◆ DATA PROVIDED:
____________________

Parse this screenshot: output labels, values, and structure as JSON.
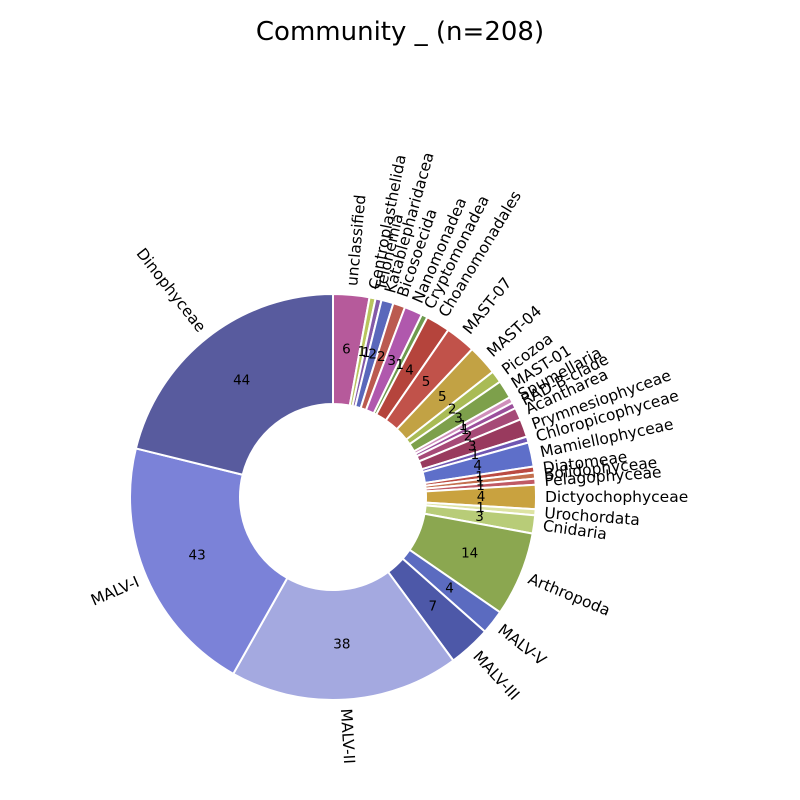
{
  "title": "Community _ (n=208)",
  "chart_data": {
    "type": "pie",
    "subtype": "donut",
    "title": "Community _ (n=208)",
    "total": 208,
    "start_angle_deg": 0,
    "direction": "clockwise",
    "legend_position": "none",
    "segments": [
      {
        "label": "unclassified",
        "value": 6,
        "color": "#b65a9b"
      },
      {
        "label": "Centroplasthelida",
        "value": 1,
        "color": "#b9c45e"
      },
      {
        "label": "Telonemia",
        "value": 1,
        "color": "#8459a8"
      },
      {
        "label": "Katablepharidacea",
        "value": 2,
        "color": "#5a68bb"
      },
      {
        "label": "Bicosoecida",
        "value": 2,
        "color": "#bb5a50"
      },
      {
        "label": "Nanomonadea",
        "value": 3,
        "color": "#b058ad"
      },
      {
        "label": "Cryptomonadea",
        "value": 1,
        "color": "#6e9a4e"
      },
      {
        "label": "Choanomonadales",
        "value": 4,
        "color": "#b5443c"
      },
      {
        "label": "MAST-07",
        "value": 5,
        "color": "#c1524a"
      },
      {
        "label": "MAST-04",
        "value": 5,
        "color": "#c2a244"
      },
      {
        "label": "Picozoa",
        "value": 2,
        "color": "#a9bb55"
      },
      {
        "label": "MAST-01",
        "value": 3,
        "color": "#7da04b"
      },
      {
        "label": "Spumellaria",
        "value": 1,
        "color": "#cf8fbb"
      },
      {
        "label": "RAD-B-clade",
        "value": 1,
        "color": "#9b4f9b"
      },
      {
        "label": "Acantharea",
        "value": 2,
        "color": "#a64a77"
      },
      {
        "label": "Prymnesiophyceae",
        "value": 3,
        "color": "#993a5e"
      },
      {
        "label": "Chloropicophyceae",
        "value": 1,
        "color": "#6f56b2"
      },
      {
        "label": "Mamiellophyceae",
        "value": 4,
        "color": "#5e6fc9"
      },
      {
        "label": "Diatomeae",
        "value": 1,
        "color": "#bb4a42"
      },
      {
        "label": "Bolidophyceae",
        "value": 1,
        "color": "#c4704e"
      },
      {
        "label": "Pelagophyceae",
        "value": 1,
        "color": "#c05a64"
      },
      {
        "label": "Dictyochophyceae",
        "value": 4,
        "color": "#c9a23f"
      },
      {
        "label": "Urochordata",
        "value": 1,
        "color": "#dde3a3"
      },
      {
        "label": "Cnidaria",
        "value": 3,
        "color": "#b8cc78"
      },
      {
        "label": "Arthropoda",
        "value": 14,
        "color": "#8ba750"
      },
      {
        "label": "MALV-V",
        "value": 4,
        "color": "#5b6bc0"
      },
      {
        "label": "MALV-III",
        "value": 7,
        "color": "#4d58a8"
      },
      {
        "label": "MALV-II",
        "value": 38,
        "color": "#a4a9e0"
      },
      {
        "label": "MALV-I",
        "value": 43,
        "color": "#7b82d8"
      },
      {
        "label": "Dinophyceae",
        "value": 44,
        "color": "#585b9e"
      }
    ]
  }
}
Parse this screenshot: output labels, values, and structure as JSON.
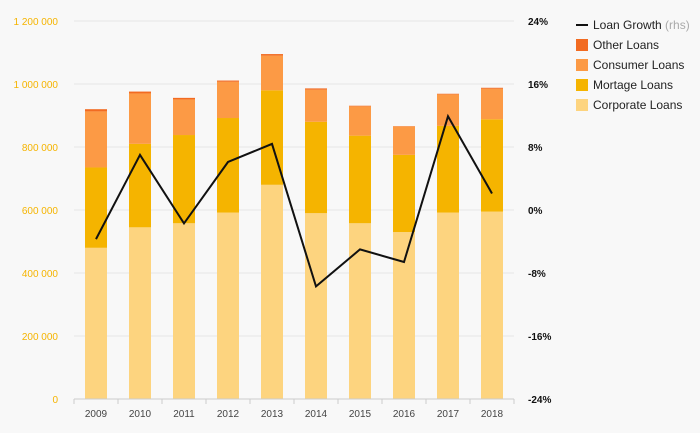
{
  "chart_data": {
    "type": "bar",
    "stacked": true,
    "categories": [
      "2009",
      "2010",
      "2011",
      "2012",
      "2013",
      "2014",
      "2015",
      "2016",
      "2017",
      "2018"
    ],
    "series": [
      {
        "name": "Corporate Loans",
        "color": "#fdd47f",
        "values": [
          480000,
          545000,
          558000,
          592000,
          680000,
          590000,
          558000,
          530000,
          592000,
          595000
        ]
      },
      {
        "name": "Mortage Loans",
        "color": "#f5b400",
        "values": [
          255000,
          265000,
          280000,
          300000,
          300000,
          290000,
          278000,
          245000,
          275000,
          293000
        ]
      },
      {
        "name": "Consumer Loans",
        "color": "#fc9a45",
        "values": [
          178000,
          160000,
          113000,
          115000,
          110000,
          102000,
          93000,
          90000,
          100000,
          97000
        ]
      },
      {
        "name": "Other Loans",
        "color": "#f26b21",
        "values": [
          7000,
          6000,
          5000,
          4000,
          5000,
          4000,
          2000,
          1000,
          2000,
          3000
        ]
      }
    ],
    "line": {
      "name": "Loan Growth",
      "note": "(rhs)",
      "color": "#111111",
      "values": [
        -3.7,
        7.0,
        -1.7,
        6.1,
        8.4,
        -9.7,
        -5.0,
        -6.6,
        11.9,
        2.1
      ]
    },
    "y_left": {
      "min": 0,
      "max": 1200000,
      "ticks": [
        "0",
        "200 000",
        "400 000",
        "600 000",
        "800 000",
        "1 000 000",
        "1 200 000"
      ],
      "color": "#f5b400"
    },
    "y_right": {
      "min": -24,
      "max": 24,
      "ticks": [
        "-24%",
        "-16%",
        "-8%",
        "0%",
        "8%",
        "16%",
        "24%"
      ]
    },
    "legend": [
      {
        "label": "Loan Growth",
        "note": "(rhs)",
        "kind": "line",
        "color": "#111111"
      },
      {
        "label": "Other Loans",
        "kind": "box",
        "color": "#f26b21"
      },
      {
        "label": "Consumer Loans",
        "kind": "box",
        "color": "#fc9a45"
      },
      {
        "label": "Mortage Loans",
        "kind": "box",
        "color": "#f5b400"
      },
      {
        "label": "Corporate Loans",
        "kind": "box",
        "color": "#fdd47f"
      }
    ],
    "legend_position": "top-right",
    "grid": true
  }
}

____________________

◆ EXERCISE PROMPT:
Copy every record above exactly, leaving out any pictures.

◆ TASK RESULT:
Parse this screenshot: output labels, values, and structure as JSON.
{
  "title": "Community _ (n=208)",
  "chart_data": {
    "type": "pie",
    "subtype": "donut",
    "title": "Community _ (n=208)",
    "total": 208,
    "start_angle_deg": 0,
    "direction": "clockwise",
    "legend_position": "none",
    "segments": [
      {
        "label": "unclassified",
        "value": 6,
        "color": "#b65a9b"
      },
      {
        "label": "Centroplasthelida",
        "value": 1,
        "color": "#b9c45e"
      },
      {
        "label": "Telonemia",
        "value": 1,
        "color": "#8459a8"
      },
      {
        "label": "Katablepharidacea",
        "value": 2,
        "color": "#5a68bb"
      },
      {
        "label": "Bicosoecida",
        "value": 2,
        "color": "#bb5a50"
      },
      {
        "label": "Nanomonadea",
        "value": 3,
        "color": "#b058ad"
      },
      {
        "label": "Cryptomonadea",
        "value": 1,
        "color": "#6e9a4e"
      },
      {
        "label": "Choanomonadales",
        "value": 4,
        "color": "#b5443c"
      },
      {
        "label": "MAST-07",
        "value": 5,
        "color": "#c1524a"
      },
      {
        "label": "MAST-04",
        "value": 5,
        "color": "#c2a244"
      },
      {
        "label": "Picozoa",
        "value": 2,
        "color": "#a9bb55"
      },
      {
        "label": "MAST-01",
        "value": 3,
        "color": "#7da04b"
      },
      {
        "label": "Spumellaria",
        "value": 1,
        "color": "#cf8fbb"
      },
      {
        "label": "RAD-B-clade",
        "value": 1,
        "color": "#9b4f9b"
      },
      {
        "label": "Acantharea",
        "value": 2,
        "color": "#a64a77"
      },
      {
        "label": "Prymnesiophyceae",
        "value": 3,
        "color": "#993a5e"
      },
      {
        "label": "Chloropicophyceae",
        "value": 1,
        "color": "#6f56b2"
      },
      {
        "label": "Mamiellophyceae",
        "value": 4,
        "color": "#5e6fc9"
      },
      {
        "label": "Diatomeae",
        "value": 1,
        "color": "#bb4a42"
      },
      {
        "label": "Bolidophyceae",
        "value": 1,
        "color": "#c4704e"
      },
      {
        "label": "Pelagophyceae",
        "value": 1,
        "color": "#c05a64"
      },
      {
        "label": "Dictyochophyceae",
        "value": 4,
        "color": "#c9a23f"
      },
      {
        "label": "Urochordata",
        "value": 1,
        "color": "#dde3a3"
      },
      {
        "label": "Cnidaria",
        "value": 3,
        "color": "#b8cc78"
      },
      {
        "label": "Arthropoda",
        "value": 14,
        "color": "#8ba750"
      },
      {
        "label": "MALV-V",
        "value": 4,
        "color": "#5b6bc0"
      },
      {
        "label": "MALV-III",
        "value": 7,
        "color": "#4d58a8"
      },
      {
        "label": "MALV-II",
        "value": 38,
        "color": "#a4a9e0"
      },
      {
        "label": "MALV-I",
        "value": 43,
        "color": "#7b82d8"
      },
      {
        "label": "Dinophyceae",
        "value": 44,
        "color": "#585b9e"
      }
    ]
  }
}
Parse this screenshot: output labels, values, and structure as JSON.
{
  "chart_data": {
    "type": "bar",
    "stacked": true,
    "categories": [
      "2009",
      "2010",
      "2011",
      "2012",
      "2013",
      "2014",
      "2015",
      "2016",
      "2017",
      "2018"
    ],
    "series": [
      {
        "name": "Corporate Loans",
        "color": "#fdd47f",
        "values": [
          480000,
          545000,
          558000,
          592000,
          680000,
          590000,
          558000,
          530000,
          592000,
          595000
        ]
      },
      {
        "name": "Mortage Loans",
        "color": "#f5b400",
        "values": [
          255000,
          265000,
          280000,
          300000,
          300000,
          290000,
          278000,
          245000,
          275000,
          293000
        ]
      },
      {
        "name": "Consumer Loans",
        "color": "#fc9a45",
        "values": [
          178000,
          160000,
          113000,
          115000,
          110000,
          102000,
          93000,
          90000,
          100000,
          97000
        ]
      },
      {
        "name": "Other Loans",
        "color": "#f26b21",
        "values": [
          7000,
          6000,
          5000,
          4000,
          5000,
          4000,
          2000,
          1000,
          2000,
          3000
        ]
      }
    ],
    "line": {
      "name": "Loan Growth",
      "note": "(rhs)",
      "color": "#111111",
      "values": [
        -3.7,
        7.0,
        -1.7,
        6.1,
        8.4,
        -9.7,
        -5.0,
        -6.6,
        11.9,
        2.1
      ]
    },
    "y_left": {
      "min": 0,
      "max": 1200000,
      "ticks": [
        "0",
        "200 000",
        "400 000",
        "600 000",
        "800 000",
        "1 000 000",
        "1 200 000"
      ],
      "color": "#f5b400"
    },
    "y_right": {
      "min": -24,
      "max": 24,
      "ticks": [
        "-24%",
        "-16%",
        "-8%",
        "0%",
        "8%",
        "16%",
        "24%"
      ]
    },
    "legend": [
      {
        "label": "Loan Growth",
        "note": "(rhs)",
        "kind": "line",
        "color": "#111111"
      },
      {
        "label": "Other Loans",
        "kind": "box",
        "color": "#f26b21"
      },
      {
        "label": "Consumer Loans",
        "kind": "box",
        "color": "#fc9a45"
      },
      {
        "label": "Mortage Loans",
        "kind": "box",
        "color": "#f5b400"
      },
      {
        "label": "Corporate Loans",
        "kind": "box",
        "color": "#fdd47f"
      }
    ],
    "legend_position": "top-right",
    "grid": true
  }
}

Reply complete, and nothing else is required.